(Figure dataset records)
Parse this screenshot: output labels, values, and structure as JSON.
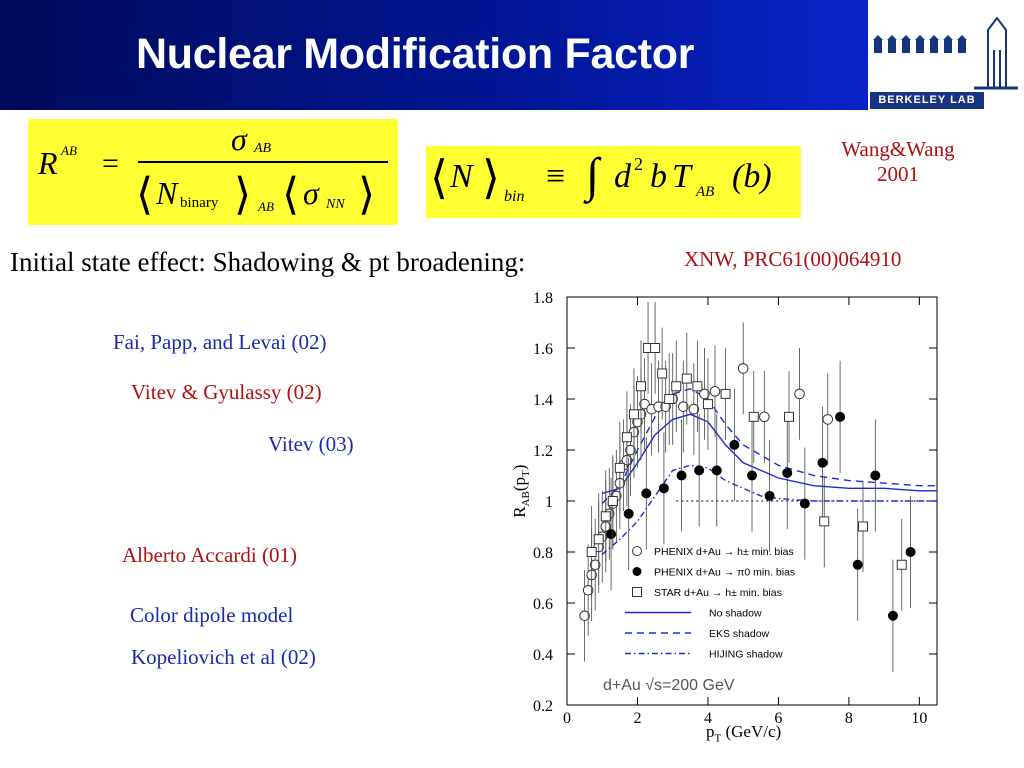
{
  "slide": {
    "title": "Nuclear Modification Factor",
    "logo_text": "BERKELEY LAB",
    "subtitle": "Initial state effect: Shadowing & pt broadening:",
    "ref_wang_line1": "Wang&Wang",
    "ref_wang_line2": "2001",
    "ref_xnw": "XNW, PRC61(00)064910",
    "models": {
      "fai": "Fai, Papp, and Levai (02)",
      "vitev_gyulassy": "Vitev & Gyulassy (02)",
      "vitev": "Vitev (03)",
      "accardi": "Alberto Accardi (01)",
      "color_dipole": "Color dipole model",
      "kopeliovich": "Kopeliovich et al (02)"
    },
    "colors": {
      "title_bg": "#001696",
      "formula_bg": "#ffff33",
      "ref_red": "#b01010",
      "model_blue": "#1a2aa8"
    }
  },
  "formulas": {
    "raa": {
      "lhs": "R",
      "lhs_sup": "AB",
      "eq": "=",
      "num_sigma": "σ",
      "num_sub": "AB",
      "den_n": "N",
      "den_n_sub": "binary",
      "den_sub": "AB",
      "den_sigma": "σ",
      "den_sigma_sub": "NN"
    },
    "nbin": {
      "n": "N",
      "sub": "bin",
      "equiv": "≡",
      "integral": "∫",
      "d": "d",
      "sq": "2",
      "b": "b",
      "t": "T",
      "t_sub": "AB",
      "arg": "(b)"
    }
  },
  "chart_data": {
    "type": "scatter",
    "xlabel": "pT (GeV/c)",
    "ylabel": "RAB(pT)",
    "xlim": [
      0,
      10.5
    ],
    "ylim": [
      0.2,
      1.8
    ],
    "xticks": [
      0,
      2,
      4,
      6,
      8,
      10
    ],
    "yticks": [
      0.2,
      0.4,
      0.6,
      0.8,
      1,
      1.2,
      1.4,
      1.6,
      1.8
    ],
    "annotation": "d+Au √s=200 GeV",
    "legend_position": "lower-right",
    "series": [
      {
        "name": "PHENIX d+Au → h± min. bias",
        "marker": "open-circle",
        "x": [
          0.5,
          0.6,
          0.7,
          0.8,
          0.9,
          1.0,
          1.1,
          1.2,
          1.3,
          1.4,
          1.5,
          1.6,
          1.7,
          1.8,
          1.9,
          2.0,
          2.1,
          2.2,
          2.4,
          2.6,
          2.8,
          3.0,
          3.3,
          3.6,
          3.9,
          4.2,
          5.0,
          5.6,
          6.6,
          7.4
        ],
        "y": [
          0.55,
          0.65,
          0.71,
          0.75,
          0.82,
          0.86,
          0.9,
          0.95,
          0.99,
          1.02,
          1.07,
          1.14,
          1.16,
          1.2,
          1.27,
          1.31,
          1.34,
          1.38,
          1.36,
          1.37,
          1.37,
          1.4,
          1.37,
          1.36,
          1.42,
          1.43,
          1.52,
          1.33,
          1.42,
          1.32
        ]
      },
      {
        "name": "PHENIX d+Au → π0 min. bias",
        "marker": "filled-circle",
        "x": [
          1.25,
          1.75,
          2.25,
          2.75,
          3.25,
          3.75,
          4.25,
          4.75,
          5.25,
          5.75,
          6.25,
          6.75,
          7.25,
          7.75,
          8.25,
          8.75,
          9.25,
          9.75
        ],
        "y": [
          0.87,
          0.95,
          1.03,
          1.05,
          1.1,
          1.12,
          1.12,
          1.22,
          1.1,
          1.02,
          1.11,
          0.99,
          1.15,
          1.33,
          0.75,
          1.1,
          0.55,
          0.8
        ]
      },
      {
        "name": "STAR d+Au → h± min. bias",
        "marker": "open-square",
        "x": [
          0.7,
          0.9,
          1.1,
          1.3,
          1.5,
          1.7,
          1.9,
          2.1,
          2.3,
          2.5,
          2.7,
          2.9,
          3.1,
          3.4,
          3.7,
          4.0,
          4.5,
          5.3,
          6.3,
          7.3,
          8.4,
          9.5
        ],
        "y": [
          0.8,
          0.85,
          0.94,
          1.0,
          1.13,
          1.25,
          1.34,
          1.45,
          1.6,
          1.6,
          1.5,
          1.4,
          1.45,
          1.48,
          1.45,
          1.38,
          1.42,
          1.33,
          1.33,
          0.92,
          0.9,
          0.75
        ]
      },
      {
        "name": "No shadow",
        "line": "solid",
        "x": [
          1.0,
          1.5,
          2.0,
          2.5,
          3.0,
          3.5,
          4.0,
          4.5,
          5.0,
          5.5,
          6.0,
          7.0,
          8.0,
          9.0,
          10.0,
          10.5
        ],
        "y": [
          1.03,
          1.05,
          1.15,
          1.26,
          1.32,
          1.34,
          1.31,
          1.22,
          1.15,
          1.12,
          1.09,
          1.06,
          1.05,
          1.05,
          1.04,
          1.04
        ]
      },
      {
        "name": "EKS shadow",
        "line": "dashed",
        "x": [
          1.0,
          1.5,
          2.0,
          2.5,
          3.0,
          3.5,
          4.0,
          4.5,
          5.0,
          5.5,
          6.0,
          7.0,
          8.0,
          9.0,
          10.0,
          10.5
        ],
        "y": [
          0.99,
          1.06,
          1.2,
          1.33,
          1.42,
          1.44,
          1.4,
          1.3,
          1.22,
          1.18,
          1.14,
          1.1,
          1.08,
          1.07,
          1.06,
          1.06
        ]
      },
      {
        "name": "HIJING shadow",
        "line": "dash-dot",
        "x": [
          1.0,
          1.5,
          2.0,
          2.5,
          3.0,
          3.5,
          4.0,
          4.5,
          5.0,
          5.5,
          6.0,
          7.0,
          8.0,
          9.0,
          10.0,
          10.5
        ],
        "y": [
          0.79,
          0.85,
          0.92,
          1.02,
          1.12,
          1.14,
          1.13,
          1.08,
          1.05,
          1.02,
          1.01,
          1.0,
          1.0,
          1.0,
          1.0,
          1.0
        ]
      }
    ]
  }
}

◆ **Written problem**:
Give every record again exactly, apart from the pictures, which stay out.

◆ **Reply to the exercise**:
Parse this screenshot: output labels, values, and structure as JSON.
{
  "slide": {
    "title": "Nuclear Modification Factor",
    "logo_text": "BERKELEY LAB",
    "subtitle": "Initial state effect: Shadowing & pt broadening:",
    "ref_wang_line1": "Wang&Wang",
    "ref_wang_line2": "2001",
    "ref_xnw": "XNW, PRC61(00)064910",
    "models": {
      "fai": "Fai, Papp, and Levai (02)",
      "vitev_gyulassy": "Vitev & Gyulassy (02)",
      "vitev": "Vitev (03)",
      "accardi": "Alberto Accardi (01)",
      "color_dipole": "Color dipole model",
      "kopeliovich": "Kopeliovich et al (02)"
    },
    "colors": {
      "title_bg": "#001696",
      "formula_bg": "#ffff33",
      "ref_red": "#b01010",
      "model_blue": "#1a2aa8"
    }
  },
  "formulas": {
    "raa": {
      "lhs": "R",
      "lhs_sup": "AB",
      "eq": "=",
      "num_sigma": "σ",
      "num_sub": "AB",
      "den_n": "N",
      "den_n_sub": "binary",
      "den_sub": "AB",
      "den_sigma": "σ",
      "den_sigma_sub": "NN"
    },
    "nbin": {
      "n": "N",
      "sub": "bin",
      "equiv": "≡",
      "integral": "∫",
      "d": "d",
      "sq": "2",
      "b": "b",
      "t": "T",
      "t_sub": "AB",
      "arg": "(b)"
    }
  },
  "chart_data": {
    "type": "scatter",
    "xlabel": "pT (GeV/c)",
    "ylabel": "RAB(pT)",
    "xlim": [
      0,
      10.5
    ],
    "ylim": [
      0.2,
      1.8
    ],
    "xticks": [
      0,
      2,
      4,
      6,
      8,
      10
    ],
    "yticks": [
      0.2,
      0.4,
      0.6,
      0.8,
      1,
      1.2,
      1.4,
      1.6,
      1.8
    ],
    "annotation": "d+Au √s=200 GeV",
    "legend_position": "lower-right",
    "series": [
      {
        "name": "PHENIX d+Au → h± min. bias",
        "marker": "open-circle",
        "x": [
          0.5,
          0.6,
          0.7,
          0.8,
          0.9,
          1.0,
          1.1,
          1.2,
          1.3,
          1.4,
          1.5,
          1.6,
          1.7,
          1.8,
          1.9,
          2.0,
          2.1,
          2.2,
          2.4,
          2.6,
          2.8,
          3.0,
          3.3,
          3.6,
          3.9,
          4.2,
          5.0,
          5.6,
          6.6,
          7.4
        ],
        "y": [
          0.55,
          0.65,
          0.71,
          0.75,
          0.82,
          0.86,
          0.9,
          0.95,
          0.99,
          1.02,
          1.07,
          1.14,
          1.16,
          1.2,
          1.27,
          1.31,
          1.34,
          1.38,
          1.36,
          1.37,
          1.37,
          1.4,
          1.37,
          1.36,
          1.42,
          1.43,
          1.52,
          1.33,
          1.42,
          1.32
        ]
      },
      {
        "name": "PHENIX d+Au → π0 min. bias",
        "marker": "filled-circle",
        "x": [
          1.25,
          1.75,
          2.25,
          2.75,
          3.25,
          3.75,
          4.25,
          4.75,
          5.25,
          5.75,
          6.25,
          6.75,
          7.25,
          7.75,
          8.25,
          8.75,
          9.25,
          9.75
        ],
        "y": [
          0.87,
          0.95,
          1.03,
          1.05,
          1.1,
          1.12,
          1.12,
          1.22,
          1.1,
          1.02,
          1.11,
          0.99,
          1.15,
          1.33,
          0.75,
          1.1,
          0.55,
          0.8
        ]
      },
      {
        "name": "STAR d+Au → h± min. bias",
        "marker": "open-square",
        "x": [
          0.7,
          0.9,
          1.1,
          1.3,
          1.5,
          1.7,
          1.9,
          2.1,
          2.3,
          2.5,
          2.7,
          2.9,
          3.1,
          3.4,
          3.7,
          4.0,
          4.5,
          5.3,
          6.3,
          7.3,
          8.4,
          9.5
        ],
        "y": [
          0.8,
          0.85,
          0.94,
          1.0,
          1.13,
          1.25,
          1.34,
          1.45,
          1.6,
          1.6,
          1.5,
          1.4,
          1.45,
          1.48,
          1.45,
          1.38,
          1.42,
          1.33,
          1.33,
          0.92,
          0.9,
          0.75
        ]
      },
      {
        "name": "No shadow",
        "line": "solid",
        "x": [
          1.0,
          1.5,
          2.0,
          2.5,
          3.0,
          3.5,
          4.0,
          4.5,
          5.0,
          5.5,
          6.0,
          7.0,
          8.0,
          9.0,
          10.0,
          10.5
        ],
        "y": [
          1.03,
          1.05,
          1.15,
          1.26,
          1.32,
          1.34,
          1.31,
          1.22,
          1.15,
          1.12,
          1.09,
          1.06,
          1.05,
          1.05,
          1.04,
          1.04
        ]
      },
      {
        "name": "EKS shadow",
        "line": "dashed",
        "x": [
          1.0,
          1.5,
          2.0,
          2.5,
          3.0,
          3.5,
          4.0,
          4.5,
          5.0,
          5.5,
          6.0,
          7.0,
          8.0,
          9.0,
          10.0,
          10.5
        ],
        "y": [
          0.99,
          1.06,
          1.2,
          1.33,
          1.42,
          1.44,
          1.4,
          1.3,
          1.22,
          1.18,
          1.14,
          1.1,
          1.08,
          1.07,
          1.06,
          1.06
        ]
      },
      {
        "name": "HIJING shadow",
        "line": "dash-dot",
        "x": [
          1.0,
          1.5,
          2.0,
          2.5,
          3.0,
          3.5,
          4.0,
          4.5,
          5.0,
          5.5,
          6.0,
          7.0,
          8.0,
          9.0,
          10.0,
          10.5
        ],
        "y": [
          0.79,
          0.85,
          0.92,
          1.02,
          1.12,
          1.14,
          1.13,
          1.08,
          1.05,
          1.02,
          1.01,
          1.0,
          1.0,
          1.0,
          1.0,
          1.0
        ]
      }
    ]
  }
}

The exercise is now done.